# START OF Data to use
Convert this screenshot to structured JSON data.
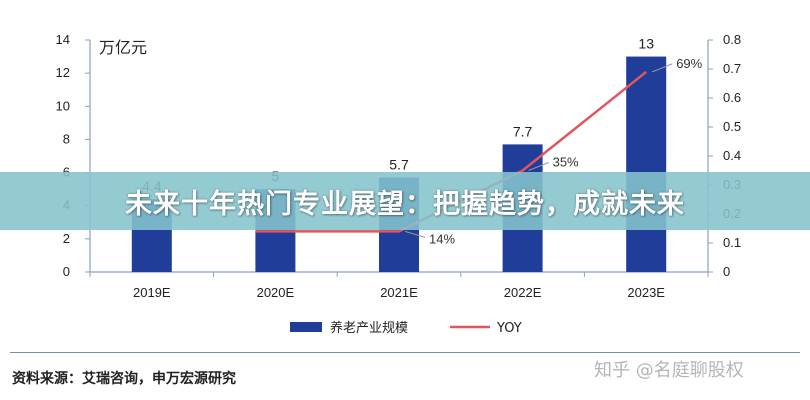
{
  "chart_data": {
    "type": "bar",
    "categories": [
      "2019E",
      "2020E",
      "2021E",
      "2022E",
      "2023E"
    ],
    "series": [
      {
        "name": "养老产业规模",
        "type": "bar",
        "axis": "left",
        "values": [
          4.4,
          5,
          5.7,
          7.7,
          13
        ],
        "labels": [
          "4.4",
          "5",
          "5.7",
          "7.7",
          "13"
        ],
        "color": "#1f3d99"
      },
      {
        "name": "YOY",
        "type": "line",
        "axis": "right",
        "values": [
          null,
          0.14,
          0.14,
          0.35,
          0.69
        ],
        "labels": [
          "",
          "",
          "14%",
          "35%",
          "69%"
        ],
        "color": "#e0565e"
      }
    ],
    "y_left": {
      "unit": "万亿元",
      "ylim": [
        0,
        14
      ],
      "ticks": [
        "0",
        "2",
        "4",
        "6",
        "8",
        "10",
        "12",
        "14"
      ]
    },
    "y_right": {
      "ylim": [
        0,
        0.8
      ],
      "ticks": [
        "0",
        "0.1",
        "0.2",
        "0.3",
        "0.4",
        "0.5",
        "0.6",
        "0.7",
        "0.8"
      ]
    },
    "legend": "bottom",
    "grid": false
  },
  "banner": {
    "text": "未来十年热门专业展望：把握趋势，成就未来"
  },
  "source": {
    "text": "资料来源：艾瑞咨询，申万宏源研究"
  },
  "watermark": {
    "text": "知乎 @名庭聊股权"
  }
}
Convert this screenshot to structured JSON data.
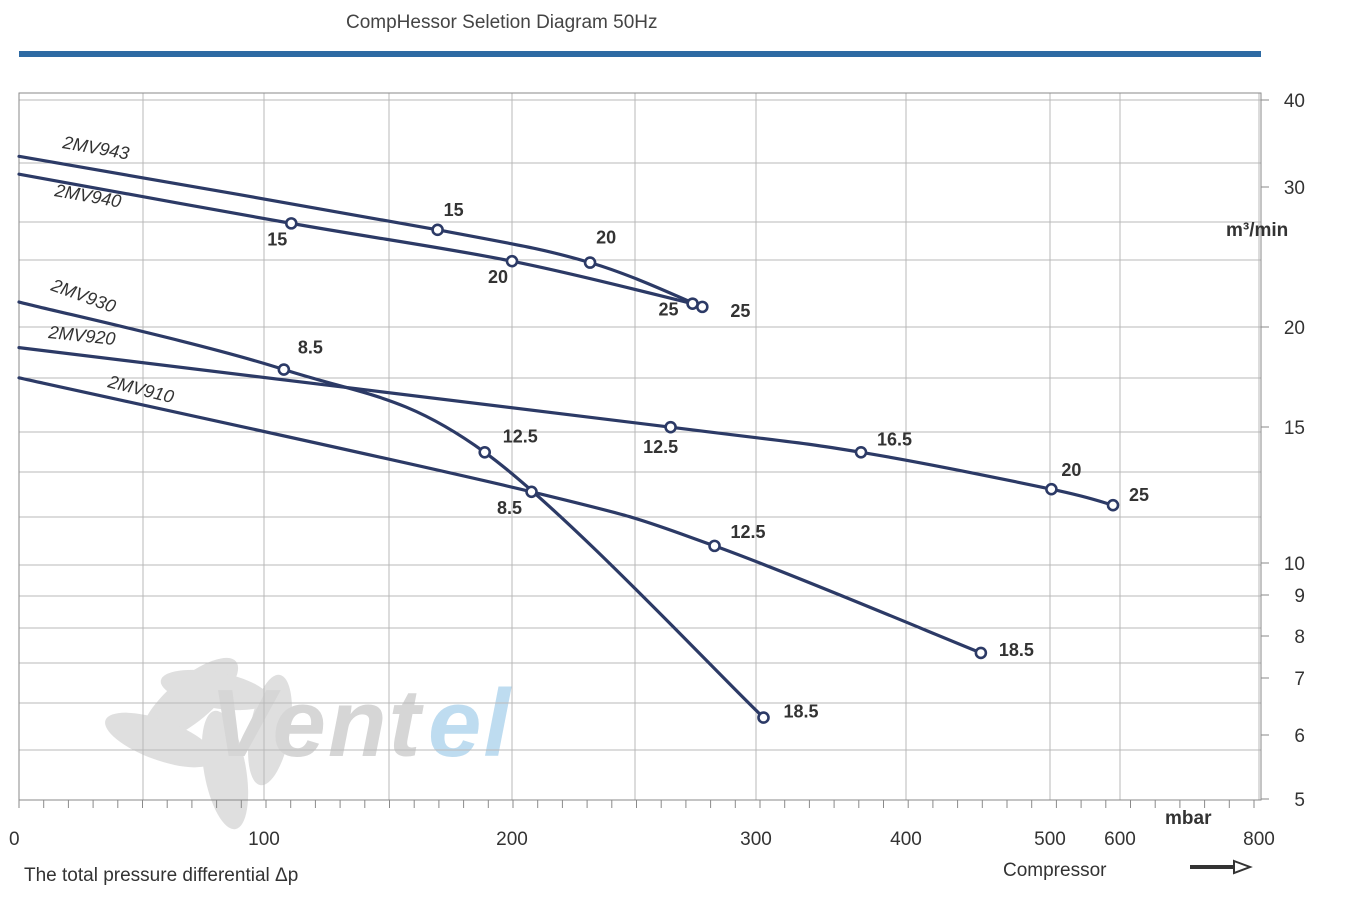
# END OF Data to use
(What is being asked) All entries are to be retyped exactly. Omit any embedded images.

(Task result)
Convert this screenshot to structured JSON data.
{
  "chart_data": {
    "type": "bar",
    "categories": [
      "2019E",
      "2020E",
      "2021E",
      "2022E",
      "2023E"
    ],
    "series": [
      {
        "name": "养老产业规模",
        "type": "bar",
        "axis": "left",
        "values": [
          4.4,
          5,
          5.7,
          7.7,
          13
        ],
        "labels": [
          "4.4",
          "5",
          "5.7",
          "7.7",
          "13"
        ],
        "color": "#1f3d99"
      },
      {
        "name": "YOY",
        "type": "line",
        "axis": "right",
        "values": [
          null,
          0.14,
          0.14,
          0.35,
          0.69
        ],
        "labels": [
          "",
          "",
          "14%",
          "35%",
          "69%"
        ],
        "color": "#e0565e"
      }
    ],
    "y_left": {
      "unit": "万亿元",
      "ylim": [
        0,
        14
      ],
      "ticks": [
        "0",
        "2",
        "4",
        "6",
        "8",
        "10",
        "12",
        "14"
      ]
    },
    "y_right": {
      "ylim": [
        0,
        0.8
      ],
      "ticks": [
        "0",
        "0.1",
        "0.2",
        "0.3",
        "0.4",
        "0.5",
        "0.6",
        "0.7",
        "0.8"
      ]
    },
    "legend": "bottom",
    "grid": false
  },
  "banner": {
    "text": "未来十年热门专业展望：把握趋势，成就未来"
  },
  "source": {
    "text": "资料来源：艾瑞咨询，申万宏源研究"
  },
  "watermark": {
    "text": "知乎 @名庭聊股权"
  }
}
Convert this screenshot to structured JSON data.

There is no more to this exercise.